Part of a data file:
_ _ _
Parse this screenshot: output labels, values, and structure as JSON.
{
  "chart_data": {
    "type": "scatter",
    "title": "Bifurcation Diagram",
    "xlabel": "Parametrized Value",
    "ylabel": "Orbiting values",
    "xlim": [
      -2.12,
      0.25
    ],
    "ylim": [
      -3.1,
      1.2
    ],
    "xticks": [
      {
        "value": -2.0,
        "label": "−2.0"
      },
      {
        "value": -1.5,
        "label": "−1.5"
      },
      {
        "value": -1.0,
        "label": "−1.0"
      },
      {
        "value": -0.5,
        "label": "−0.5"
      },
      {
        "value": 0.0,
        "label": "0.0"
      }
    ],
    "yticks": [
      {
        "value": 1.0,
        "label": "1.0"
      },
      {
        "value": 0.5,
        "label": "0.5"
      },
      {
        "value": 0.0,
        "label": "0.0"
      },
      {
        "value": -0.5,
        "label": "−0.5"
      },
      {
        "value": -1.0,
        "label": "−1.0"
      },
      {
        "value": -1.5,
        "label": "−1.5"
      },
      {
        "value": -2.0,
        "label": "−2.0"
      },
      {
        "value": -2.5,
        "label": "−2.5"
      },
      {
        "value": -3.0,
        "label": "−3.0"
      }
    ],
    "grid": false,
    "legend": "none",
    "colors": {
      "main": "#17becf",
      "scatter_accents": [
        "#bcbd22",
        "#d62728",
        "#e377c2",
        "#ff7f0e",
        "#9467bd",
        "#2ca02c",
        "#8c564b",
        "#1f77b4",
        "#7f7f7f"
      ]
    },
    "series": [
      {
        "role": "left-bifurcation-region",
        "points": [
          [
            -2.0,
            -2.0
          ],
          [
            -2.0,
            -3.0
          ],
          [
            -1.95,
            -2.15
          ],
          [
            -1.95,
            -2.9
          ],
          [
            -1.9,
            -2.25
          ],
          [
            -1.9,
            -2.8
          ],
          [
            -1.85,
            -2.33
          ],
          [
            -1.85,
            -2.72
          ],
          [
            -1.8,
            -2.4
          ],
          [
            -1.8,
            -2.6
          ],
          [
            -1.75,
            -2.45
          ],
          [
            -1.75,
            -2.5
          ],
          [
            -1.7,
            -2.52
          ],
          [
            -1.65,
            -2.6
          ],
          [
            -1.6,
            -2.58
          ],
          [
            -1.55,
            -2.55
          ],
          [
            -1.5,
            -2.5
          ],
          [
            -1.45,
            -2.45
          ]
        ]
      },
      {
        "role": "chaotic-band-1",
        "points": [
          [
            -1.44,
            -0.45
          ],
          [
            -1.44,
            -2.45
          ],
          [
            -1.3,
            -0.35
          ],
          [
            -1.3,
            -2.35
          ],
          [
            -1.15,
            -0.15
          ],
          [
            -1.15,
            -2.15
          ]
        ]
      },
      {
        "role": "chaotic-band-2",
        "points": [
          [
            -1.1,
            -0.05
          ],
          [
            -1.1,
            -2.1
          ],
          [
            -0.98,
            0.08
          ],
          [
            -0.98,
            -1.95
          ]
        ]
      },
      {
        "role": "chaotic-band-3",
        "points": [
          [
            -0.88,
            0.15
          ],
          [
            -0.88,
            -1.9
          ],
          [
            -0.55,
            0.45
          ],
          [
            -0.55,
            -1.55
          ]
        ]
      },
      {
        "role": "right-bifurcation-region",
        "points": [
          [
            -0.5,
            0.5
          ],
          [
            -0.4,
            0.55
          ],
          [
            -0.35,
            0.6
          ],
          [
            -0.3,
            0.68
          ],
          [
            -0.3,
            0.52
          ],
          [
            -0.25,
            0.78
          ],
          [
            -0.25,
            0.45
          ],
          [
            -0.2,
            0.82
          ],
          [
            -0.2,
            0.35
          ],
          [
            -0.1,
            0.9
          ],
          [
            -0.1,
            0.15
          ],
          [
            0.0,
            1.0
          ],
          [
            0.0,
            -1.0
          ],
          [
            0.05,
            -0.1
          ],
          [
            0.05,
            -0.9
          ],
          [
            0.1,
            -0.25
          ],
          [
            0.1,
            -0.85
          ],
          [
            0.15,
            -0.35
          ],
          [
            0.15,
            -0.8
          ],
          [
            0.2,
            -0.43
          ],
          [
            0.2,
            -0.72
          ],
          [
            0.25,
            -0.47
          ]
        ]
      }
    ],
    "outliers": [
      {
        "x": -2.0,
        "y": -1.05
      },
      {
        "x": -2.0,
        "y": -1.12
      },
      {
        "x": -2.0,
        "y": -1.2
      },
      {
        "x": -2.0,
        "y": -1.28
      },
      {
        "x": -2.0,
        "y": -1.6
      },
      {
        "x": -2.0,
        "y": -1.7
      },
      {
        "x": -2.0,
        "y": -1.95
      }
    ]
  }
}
_ _ _
# Exercise
Reproduce the full set of records precisely.

# Output for this exercise
Parse this screenshot: output labels, values, and structure as JSON.
{
  "chart_data": {
    "type": "scatter",
    "title": "Bifurcation Diagram",
    "xlabel": "Parametrized Value",
    "ylabel": "Orbiting values",
    "xlim": [
      -2.12,
      0.25
    ],
    "ylim": [
      -3.1,
      1.2
    ],
    "xticks": [
      {
        "value": -2.0,
        "label": "−2.0"
      },
      {
        "value": -1.5,
        "label": "−1.5"
      },
      {
        "value": -1.0,
        "label": "−1.0"
      },
      {
        "value": -0.5,
        "label": "−0.5"
      },
      {
        "value": 0.0,
        "label": "0.0"
      }
    ],
    "yticks": [
      {
        "value": 1.0,
        "label": "1.0"
      },
      {
        "value": 0.5,
        "label": "0.5"
      },
      {
        "value": 0.0,
        "label": "0.0"
      },
      {
        "value": -0.5,
        "label": "−0.5"
      },
      {
        "value": -1.0,
        "label": "−1.0"
      },
      {
        "value": -1.5,
        "label": "−1.5"
      },
      {
        "value": -2.0,
        "label": "−2.0"
      },
      {
        "value": -2.5,
        "label": "−2.5"
      },
      {
        "value": -3.0,
        "label": "−3.0"
      }
    ],
    "grid": false,
    "legend": "none",
    "colors": {
      "main": "#17becf",
      "scatter_accents": [
        "#bcbd22",
        "#d62728",
        "#e377c2",
        "#ff7f0e",
        "#9467bd",
        "#2ca02c",
        "#8c564b",
        "#1f77b4",
        "#7f7f7f"
      ]
    },
    "series": [
      {
        "role": "left-bifurcation-region",
        "points": [
          [
            -2.0,
            -2.0
          ],
          [
            -2.0,
            -3.0
          ],
          [
            -1.95,
            -2.15
          ],
          [
            -1.95,
            -2.9
          ],
          [
            -1.9,
            -2.25
          ],
          [
            -1.9,
            -2.8
          ],
          [
            -1.85,
            -2.33
          ],
          [
            -1.85,
            -2.72
          ],
          [
            -1.8,
            -2.4
          ],
          [
            -1.8,
            -2.6
          ],
          [
            -1.75,
            -2.45
          ],
          [
            -1.75,
            -2.5
          ],
          [
            -1.7,
            -2.52
          ],
          [
            -1.65,
            -2.6
          ],
          [
            -1.6,
            -2.58
          ],
          [
            -1.55,
            -2.55
          ],
          [
            -1.5,
            -2.5
          ],
          [
            -1.45,
            -2.45
          ]
        ]
      },
      {
        "role": "chaotic-band-1",
        "points": [
          [
            -1.44,
            -0.45
          ],
          [
            -1.44,
            -2.45
          ],
          [
            -1.3,
            -0.35
          ],
          [
            -1.3,
            -2.35
          ],
          [
            -1.15,
            -0.15
          ],
          [
            -1.15,
            -2.15
          ]
        ]
      },
      {
        "role": "chaotic-band-2",
        "points": [
          [
            -1.1,
            -0.05
          ],
          [
            -1.1,
            -2.1
          ],
          [
            -0.98,
            0.08
          ],
          [
            -0.98,
            -1.95
          ]
        ]
      },
      {
        "role": "chaotic-band-3",
        "points": [
          [
            -0.88,
            0.15
          ],
          [
            -0.88,
            -1.9
          ],
          [
            -0.55,
            0.45
          ],
          [
            -0.55,
            -1.55
          ]
        ]
      },
      {
        "role": "right-bifurcation-region",
        "points": [
          [
            -0.5,
            0.5
          ],
          [
            -0.4,
            0.55
          ],
          [
            -0.35,
            0.6
          ],
          [
            -0.3,
            0.68
          ],
          [
            -0.3,
            0.52
          ],
          [
            -0.25,
            0.78
          ],
          [
            -0.25,
            0.45
          ],
          [
            -0.2,
            0.82
          ],
          [
            -0.2,
            0.35
          ],
          [
            -0.1,
            0.9
          ],
          [
            -0.1,
            0.15
          ],
          [
            0.0,
            1.0
          ],
          [
            0.0,
            -1.0
          ],
          [
            0.05,
            -0.1
          ],
          [
            0.05,
            -0.9
          ],
          [
            0.1,
            -0.25
          ],
          [
            0.1,
            -0.85
          ],
          [
            0.15,
            -0.35
          ],
          [
            0.15,
            -0.8
          ],
          [
            0.2,
            -0.43
          ],
          [
            0.2,
            -0.72
          ],
          [
            0.25,
            -0.47
          ]
        ]
      }
    ],
    "outliers": [
      {
        "x": -2.0,
        "y": -1.05
      },
      {
        "x": -2.0,
        "y": -1.12
      },
      {
        "x": -2.0,
        "y": -1.2
      },
      {
        "x": -2.0,
        "y": -1.28
      },
      {
        "x": -2.0,
        "y": -1.6
      },
      {
        "x": -2.0,
        "y": -1.7
      },
      {
        "x": -2.0,
        "y": -1.95
      }
    ]
  }
}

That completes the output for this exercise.